[Problem description] Copy out the data below word for word, keeping every line unchanged and in the same order.

[Records shown]
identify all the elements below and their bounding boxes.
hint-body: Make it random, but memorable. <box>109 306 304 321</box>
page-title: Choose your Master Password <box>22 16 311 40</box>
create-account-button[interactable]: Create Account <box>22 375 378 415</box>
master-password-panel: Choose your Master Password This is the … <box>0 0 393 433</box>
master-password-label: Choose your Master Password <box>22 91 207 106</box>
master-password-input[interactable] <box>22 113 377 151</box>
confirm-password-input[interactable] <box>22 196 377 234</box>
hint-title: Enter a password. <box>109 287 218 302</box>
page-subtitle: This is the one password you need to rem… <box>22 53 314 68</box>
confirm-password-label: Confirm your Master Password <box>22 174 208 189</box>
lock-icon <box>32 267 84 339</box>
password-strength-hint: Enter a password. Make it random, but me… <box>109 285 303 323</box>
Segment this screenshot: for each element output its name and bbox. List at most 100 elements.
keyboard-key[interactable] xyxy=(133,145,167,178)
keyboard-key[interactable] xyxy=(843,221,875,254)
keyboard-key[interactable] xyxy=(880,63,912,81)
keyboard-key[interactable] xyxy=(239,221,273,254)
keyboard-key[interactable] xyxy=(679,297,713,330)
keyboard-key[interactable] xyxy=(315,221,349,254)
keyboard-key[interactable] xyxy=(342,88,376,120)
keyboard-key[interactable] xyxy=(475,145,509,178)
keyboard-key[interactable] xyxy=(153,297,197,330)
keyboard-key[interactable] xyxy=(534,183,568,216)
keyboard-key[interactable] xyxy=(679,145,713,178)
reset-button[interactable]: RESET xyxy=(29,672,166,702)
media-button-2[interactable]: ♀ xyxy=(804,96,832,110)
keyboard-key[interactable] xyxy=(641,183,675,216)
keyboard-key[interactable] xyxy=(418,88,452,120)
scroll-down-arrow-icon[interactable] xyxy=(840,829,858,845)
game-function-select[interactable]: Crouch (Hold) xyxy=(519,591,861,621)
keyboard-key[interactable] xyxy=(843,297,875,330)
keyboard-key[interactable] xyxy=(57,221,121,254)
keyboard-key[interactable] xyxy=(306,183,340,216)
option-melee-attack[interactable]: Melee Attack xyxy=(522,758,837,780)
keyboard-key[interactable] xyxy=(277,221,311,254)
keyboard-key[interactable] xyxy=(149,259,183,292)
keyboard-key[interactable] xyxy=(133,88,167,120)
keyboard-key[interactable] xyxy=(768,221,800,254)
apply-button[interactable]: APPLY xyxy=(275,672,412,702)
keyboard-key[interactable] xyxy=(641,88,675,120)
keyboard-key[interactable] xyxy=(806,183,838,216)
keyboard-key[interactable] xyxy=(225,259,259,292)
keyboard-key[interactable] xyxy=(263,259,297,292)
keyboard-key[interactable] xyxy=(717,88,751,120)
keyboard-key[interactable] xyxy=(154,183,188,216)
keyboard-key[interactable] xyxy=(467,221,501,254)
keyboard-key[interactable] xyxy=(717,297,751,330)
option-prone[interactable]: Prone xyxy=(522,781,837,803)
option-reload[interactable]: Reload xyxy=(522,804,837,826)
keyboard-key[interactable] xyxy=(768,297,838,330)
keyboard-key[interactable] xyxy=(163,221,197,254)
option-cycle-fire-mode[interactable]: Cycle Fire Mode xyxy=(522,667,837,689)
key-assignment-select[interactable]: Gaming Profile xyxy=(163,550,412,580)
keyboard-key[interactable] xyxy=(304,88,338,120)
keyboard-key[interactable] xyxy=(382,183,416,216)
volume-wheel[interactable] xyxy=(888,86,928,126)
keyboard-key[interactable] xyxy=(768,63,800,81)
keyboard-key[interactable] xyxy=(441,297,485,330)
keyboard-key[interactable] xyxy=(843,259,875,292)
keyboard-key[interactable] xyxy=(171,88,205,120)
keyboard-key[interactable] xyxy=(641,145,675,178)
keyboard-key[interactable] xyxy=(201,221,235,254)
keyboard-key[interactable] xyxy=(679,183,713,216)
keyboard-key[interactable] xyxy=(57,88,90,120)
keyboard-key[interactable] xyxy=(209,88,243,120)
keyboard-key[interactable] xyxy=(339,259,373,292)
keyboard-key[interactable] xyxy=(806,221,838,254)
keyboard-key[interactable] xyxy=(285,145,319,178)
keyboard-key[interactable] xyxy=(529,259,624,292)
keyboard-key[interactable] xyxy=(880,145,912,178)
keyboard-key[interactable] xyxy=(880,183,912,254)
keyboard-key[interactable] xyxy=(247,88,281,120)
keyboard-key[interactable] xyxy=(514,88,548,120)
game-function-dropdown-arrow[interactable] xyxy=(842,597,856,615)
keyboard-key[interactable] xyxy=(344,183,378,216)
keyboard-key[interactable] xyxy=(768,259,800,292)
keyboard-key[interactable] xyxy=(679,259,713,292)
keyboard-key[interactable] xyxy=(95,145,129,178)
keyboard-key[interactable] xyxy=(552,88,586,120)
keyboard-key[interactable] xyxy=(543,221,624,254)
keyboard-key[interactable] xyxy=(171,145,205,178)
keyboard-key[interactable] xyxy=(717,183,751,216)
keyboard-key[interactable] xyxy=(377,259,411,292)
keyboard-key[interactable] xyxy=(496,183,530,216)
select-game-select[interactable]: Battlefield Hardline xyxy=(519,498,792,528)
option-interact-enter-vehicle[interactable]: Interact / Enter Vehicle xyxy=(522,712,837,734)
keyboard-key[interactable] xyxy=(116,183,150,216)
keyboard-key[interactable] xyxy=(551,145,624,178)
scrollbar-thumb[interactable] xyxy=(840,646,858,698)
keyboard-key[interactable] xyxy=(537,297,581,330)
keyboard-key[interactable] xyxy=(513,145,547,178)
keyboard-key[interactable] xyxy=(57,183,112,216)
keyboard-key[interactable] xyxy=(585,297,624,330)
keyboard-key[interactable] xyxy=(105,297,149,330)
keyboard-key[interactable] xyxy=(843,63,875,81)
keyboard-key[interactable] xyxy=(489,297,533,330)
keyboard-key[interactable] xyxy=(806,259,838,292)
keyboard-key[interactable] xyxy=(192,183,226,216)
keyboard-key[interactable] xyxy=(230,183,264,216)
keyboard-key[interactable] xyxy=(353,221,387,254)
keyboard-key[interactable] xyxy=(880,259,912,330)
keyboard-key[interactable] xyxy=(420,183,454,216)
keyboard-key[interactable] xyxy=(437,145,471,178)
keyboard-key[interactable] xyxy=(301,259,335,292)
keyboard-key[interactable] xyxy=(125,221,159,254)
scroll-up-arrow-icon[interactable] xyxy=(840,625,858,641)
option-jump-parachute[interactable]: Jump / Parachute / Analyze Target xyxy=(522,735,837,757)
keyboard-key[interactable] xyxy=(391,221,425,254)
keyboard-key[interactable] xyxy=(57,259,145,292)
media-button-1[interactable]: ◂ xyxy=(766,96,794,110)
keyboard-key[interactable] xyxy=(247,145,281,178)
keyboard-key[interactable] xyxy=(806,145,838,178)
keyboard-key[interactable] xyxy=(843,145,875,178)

[Output for this exercise]
identify all the elements below and their bounding boxes.
hint-body: Make it random, but memorable. <box>109 306 304 321</box>
page-title: Choose your Master Password <box>22 16 311 40</box>
create-account-button[interactable]: Create Account <box>22 375 378 415</box>
master-password-panel: Choose your Master Password This is the … <box>0 0 393 433</box>
master-password-label: Choose your Master Password <box>22 91 207 106</box>
master-password-input[interactable] <box>22 113 377 151</box>
confirm-password-input[interactable] <box>22 196 377 234</box>
hint-title: Enter a password. <box>109 287 218 302</box>
page-subtitle: This is the one password you need to rem… <box>22 53 314 68</box>
confirm-password-label: Confirm your Master Password <box>22 174 208 189</box>
lock-icon <box>32 267 84 339</box>
password-strength-hint: Enter a password. Make it random, but me… <box>109 285 303 323</box>
Segment this screenshot: for each element output its name and bbox. List at most 100 elements.
keyboard-key[interactable] xyxy=(133,145,167,178)
keyboard-key[interactable] xyxy=(843,221,875,254)
keyboard-key[interactable] xyxy=(880,63,912,81)
keyboard-key[interactable] xyxy=(239,221,273,254)
keyboard-key[interactable] xyxy=(679,297,713,330)
keyboard-key[interactable] xyxy=(315,221,349,254)
keyboard-key[interactable] xyxy=(342,88,376,120)
keyboard-key[interactable] xyxy=(475,145,509,178)
keyboard-key[interactable] xyxy=(153,297,197,330)
keyboard-key[interactable] xyxy=(534,183,568,216)
keyboard-key[interactable] xyxy=(679,145,713,178)
reset-button[interactable]: RESET xyxy=(29,672,166,702)
media-button-2[interactable]: ♀ xyxy=(804,96,832,110)
keyboard-key[interactable] xyxy=(641,183,675,216)
keyboard-key[interactable] xyxy=(418,88,452,120)
scroll-down-arrow-icon[interactable] xyxy=(840,829,858,845)
game-function-select[interactable]: Crouch (Hold) xyxy=(519,591,861,621)
keyboard-key[interactable] xyxy=(843,297,875,330)
keyboard-key[interactable] xyxy=(57,221,121,254)
keyboard-key[interactable] xyxy=(306,183,340,216)
option-melee-attack[interactable]: Melee Attack xyxy=(522,758,837,780)
keyboard-key[interactable] xyxy=(277,221,311,254)
keyboard-key[interactable] xyxy=(149,259,183,292)
keyboard-key[interactable] xyxy=(133,88,167,120)
keyboard-key[interactable] xyxy=(768,221,800,254)
apply-button[interactable]: APPLY xyxy=(275,672,412,702)
keyboard-key[interactable] xyxy=(641,88,675,120)
keyboard-key[interactable] xyxy=(806,183,838,216)
keyboard-key[interactable] xyxy=(225,259,259,292)
keyboard-key[interactable] xyxy=(263,259,297,292)
keyboard-key[interactable] xyxy=(717,88,751,120)
keyboard-key[interactable] xyxy=(154,183,188,216)
keyboard-key[interactable] xyxy=(467,221,501,254)
keyboard-key[interactable] xyxy=(717,297,751,330)
option-prone[interactable]: Prone xyxy=(522,781,837,803)
option-reload[interactable]: Reload xyxy=(522,804,837,826)
keyboard-key[interactable] xyxy=(768,297,838,330)
keyboard-key[interactable] xyxy=(163,221,197,254)
option-cycle-fire-mode[interactable]: Cycle Fire Mode xyxy=(522,667,837,689)
key-assignment-select[interactable]: Gaming Profile xyxy=(163,550,412,580)
keyboard-key[interactable] xyxy=(304,88,338,120)
keyboard-key[interactable] xyxy=(382,183,416,216)
volume-wheel[interactable] xyxy=(888,86,928,126)
keyboard-key[interactable] xyxy=(768,63,800,81)
keyboard-key[interactable] xyxy=(441,297,485,330)
keyboard-key[interactable] xyxy=(843,259,875,292)
keyboard-key[interactable] xyxy=(171,88,205,120)
keyboard-key[interactable] xyxy=(641,145,675,178)
keyboard-key[interactable] xyxy=(201,221,235,254)
keyboard-key[interactable] xyxy=(679,183,713,216)
keyboard-key[interactable] xyxy=(57,88,90,120)
keyboard-key[interactable] xyxy=(209,88,243,120)
keyboard-key[interactable] xyxy=(339,259,373,292)
keyboard-key[interactable] xyxy=(806,221,838,254)
keyboard-key[interactable] xyxy=(285,145,319,178)
keyboard-key[interactable] xyxy=(529,259,624,292)
keyboard-key[interactable] xyxy=(880,145,912,178)
keyboard-key[interactable] xyxy=(880,183,912,254)
keyboard-key[interactable] xyxy=(247,88,281,120)
keyboard-key[interactable] xyxy=(514,88,548,120)
game-function-dropdown-arrow[interactable] xyxy=(842,597,856,615)
keyboard-key[interactable] xyxy=(344,183,378,216)
keyboard-key[interactable] xyxy=(768,259,800,292)
keyboard-key[interactable] xyxy=(679,259,713,292)
keyboard-key[interactable] xyxy=(95,145,129,178)
keyboard-key[interactable] xyxy=(552,88,586,120)
keyboard-key[interactable] xyxy=(543,221,624,254)
keyboard-key[interactable] xyxy=(171,145,205,178)
keyboard-key[interactable] xyxy=(717,183,751,216)
keyboard-key[interactable] xyxy=(377,259,411,292)
keyboard-key[interactable] xyxy=(496,183,530,216)
select-game-select[interactable]: Battlefield Hardline xyxy=(519,498,792,528)
option-interact-enter-vehicle[interactable]: Interact / Enter Vehicle xyxy=(522,712,837,734)
keyboard-key[interactable] xyxy=(116,183,150,216)
keyboard-key[interactable] xyxy=(551,145,624,178)
scrollbar-thumb[interactable] xyxy=(840,646,858,698)
keyboard-key[interactable] xyxy=(537,297,581,330)
keyboard-key[interactable] xyxy=(513,145,547,178)
keyboard-key[interactable] xyxy=(57,183,112,216)
keyboard-key[interactable] xyxy=(585,297,624,330)
keyboard-key[interactable] xyxy=(105,297,149,330)
keyboard-key[interactable] xyxy=(843,63,875,81)
keyboard-key[interactable] xyxy=(489,297,533,330)
keyboard-key[interactable] xyxy=(806,259,838,292)
keyboard-key[interactable] xyxy=(192,183,226,216)
keyboard-key[interactable] xyxy=(230,183,264,216)
keyboard-key[interactable] xyxy=(353,221,387,254)
keyboard-key[interactable] xyxy=(880,259,912,330)
keyboard-key[interactable] xyxy=(420,183,454,216)
keyboard-key[interactable] xyxy=(437,145,471,178)
keyboard-key[interactable] xyxy=(301,259,335,292)
keyboard-key[interactable] xyxy=(125,221,159,254)
scroll-up-arrow-icon[interactable] xyxy=(840,625,858,641)
option-jump-parachute[interactable]: Jump / Parachute / Analyze Target xyxy=(522,735,837,757)
keyboard-key[interactable] xyxy=(391,221,425,254)
keyboard-key[interactable] xyxy=(57,259,145,292)
media-button-1[interactable]: ◂ xyxy=(766,96,794,110)
keyboard-key[interactable] xyxy=(247,145,281,178)
keyboard-key[interactable] xyxy=(806,145,838,178)
keyboard-key[interactable] xyxy=(843,145,875,178)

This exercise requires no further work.